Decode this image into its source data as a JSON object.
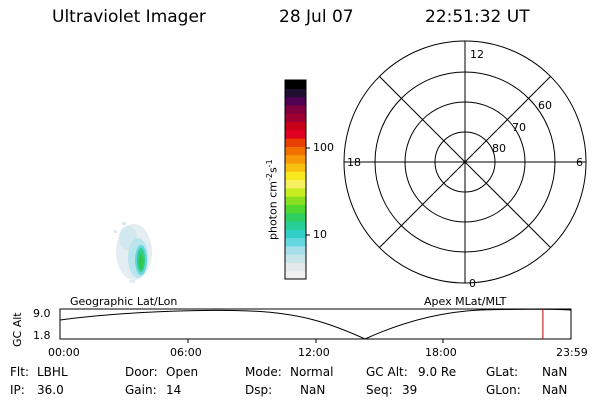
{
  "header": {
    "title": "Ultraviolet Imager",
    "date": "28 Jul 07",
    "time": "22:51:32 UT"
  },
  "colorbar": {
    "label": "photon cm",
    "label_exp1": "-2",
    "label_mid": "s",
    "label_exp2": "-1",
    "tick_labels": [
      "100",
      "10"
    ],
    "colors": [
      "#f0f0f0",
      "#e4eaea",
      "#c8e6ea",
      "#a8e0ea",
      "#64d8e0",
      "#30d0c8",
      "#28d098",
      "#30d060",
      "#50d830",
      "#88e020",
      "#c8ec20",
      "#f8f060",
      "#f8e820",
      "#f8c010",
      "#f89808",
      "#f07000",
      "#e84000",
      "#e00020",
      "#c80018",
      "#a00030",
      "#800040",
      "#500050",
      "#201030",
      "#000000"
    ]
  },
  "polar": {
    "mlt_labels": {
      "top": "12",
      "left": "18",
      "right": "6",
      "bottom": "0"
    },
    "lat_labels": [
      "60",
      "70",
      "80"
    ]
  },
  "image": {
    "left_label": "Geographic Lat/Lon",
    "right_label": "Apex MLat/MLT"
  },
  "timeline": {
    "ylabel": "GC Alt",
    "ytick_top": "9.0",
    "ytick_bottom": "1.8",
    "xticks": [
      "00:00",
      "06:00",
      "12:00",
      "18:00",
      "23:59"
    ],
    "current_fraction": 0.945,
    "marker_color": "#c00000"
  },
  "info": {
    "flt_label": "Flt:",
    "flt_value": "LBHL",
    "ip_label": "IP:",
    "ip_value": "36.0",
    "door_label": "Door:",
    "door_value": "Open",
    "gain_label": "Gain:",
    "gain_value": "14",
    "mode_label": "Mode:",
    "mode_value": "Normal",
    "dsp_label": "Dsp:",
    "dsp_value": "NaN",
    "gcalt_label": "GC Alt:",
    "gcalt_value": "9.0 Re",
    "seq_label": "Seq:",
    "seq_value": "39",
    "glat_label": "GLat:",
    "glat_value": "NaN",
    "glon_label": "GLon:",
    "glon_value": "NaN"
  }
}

# # # # #

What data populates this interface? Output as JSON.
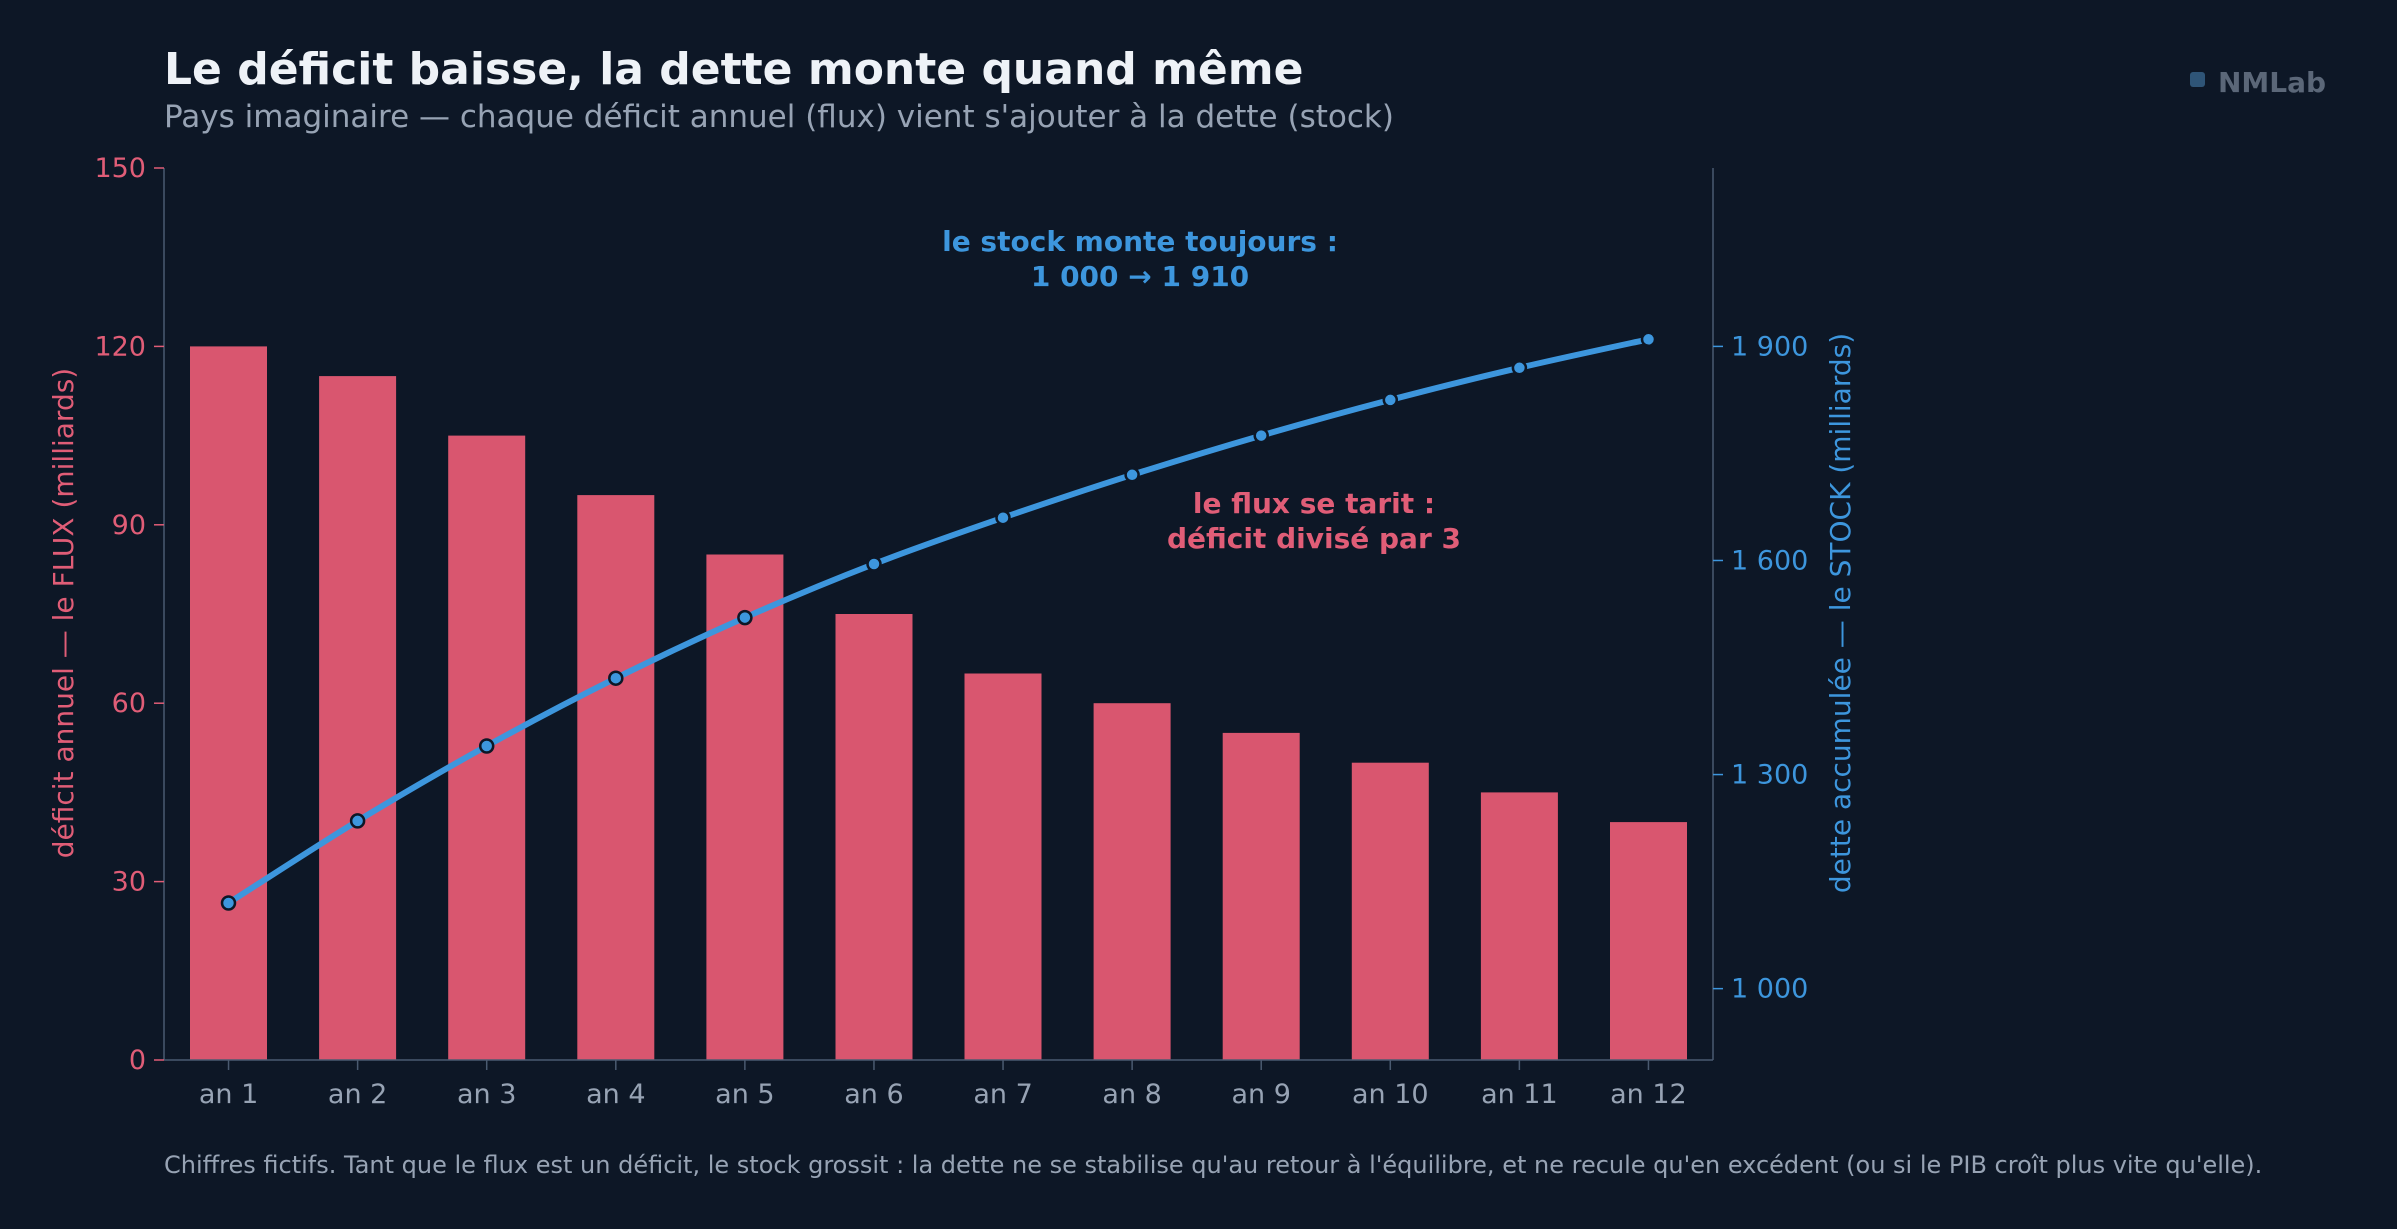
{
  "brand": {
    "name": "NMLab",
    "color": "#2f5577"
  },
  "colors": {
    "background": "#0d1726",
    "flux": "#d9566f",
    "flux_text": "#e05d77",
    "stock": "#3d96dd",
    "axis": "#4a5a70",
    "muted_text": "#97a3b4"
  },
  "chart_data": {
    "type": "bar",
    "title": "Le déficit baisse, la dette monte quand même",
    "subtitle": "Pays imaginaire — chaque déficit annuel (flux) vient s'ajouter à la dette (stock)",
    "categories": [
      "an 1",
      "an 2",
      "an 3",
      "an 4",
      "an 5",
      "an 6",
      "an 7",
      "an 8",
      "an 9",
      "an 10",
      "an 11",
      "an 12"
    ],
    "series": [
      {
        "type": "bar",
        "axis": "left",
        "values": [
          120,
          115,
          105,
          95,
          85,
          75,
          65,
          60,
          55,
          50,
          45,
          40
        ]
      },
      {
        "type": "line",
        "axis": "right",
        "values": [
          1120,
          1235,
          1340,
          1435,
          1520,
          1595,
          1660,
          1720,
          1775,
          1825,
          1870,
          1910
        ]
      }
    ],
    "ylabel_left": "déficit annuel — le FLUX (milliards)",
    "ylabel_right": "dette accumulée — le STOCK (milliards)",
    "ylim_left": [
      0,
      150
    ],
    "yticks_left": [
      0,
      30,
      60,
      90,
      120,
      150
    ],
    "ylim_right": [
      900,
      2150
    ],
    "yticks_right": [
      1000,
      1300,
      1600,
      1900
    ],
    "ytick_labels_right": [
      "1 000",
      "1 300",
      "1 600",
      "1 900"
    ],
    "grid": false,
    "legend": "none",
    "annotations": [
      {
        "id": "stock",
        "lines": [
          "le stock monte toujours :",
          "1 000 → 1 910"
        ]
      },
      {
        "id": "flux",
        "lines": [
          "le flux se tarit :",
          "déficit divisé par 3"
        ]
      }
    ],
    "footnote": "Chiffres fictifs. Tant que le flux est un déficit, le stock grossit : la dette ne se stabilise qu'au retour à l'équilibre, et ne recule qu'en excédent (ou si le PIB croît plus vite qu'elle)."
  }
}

# # # # #

WHAT IS REQUIRED: Gather up every line from the listing above in which the word "déficit" occurs.

RESPONSE FOR THIS EXERCISE:
    "title": "Le déficit baisse, la dette monte quand même",
    "subtitle": "Pays imaginaire — chaque déficit annuel (flux) vient s'ajouter à la dette (stock)",
    "ylabel_left": "déficit annuel — le FLUX (milliards)",
          "déficit divisé par 3"
    "footnote": "Chiffres fictifs. Tant que le flux est un déficit, le stock grossit : la dette ne se stabilise qu'au retour à l'équilibre, et ne recule qu'en excédent (ou si le PIB croît plus vite qu'elle)."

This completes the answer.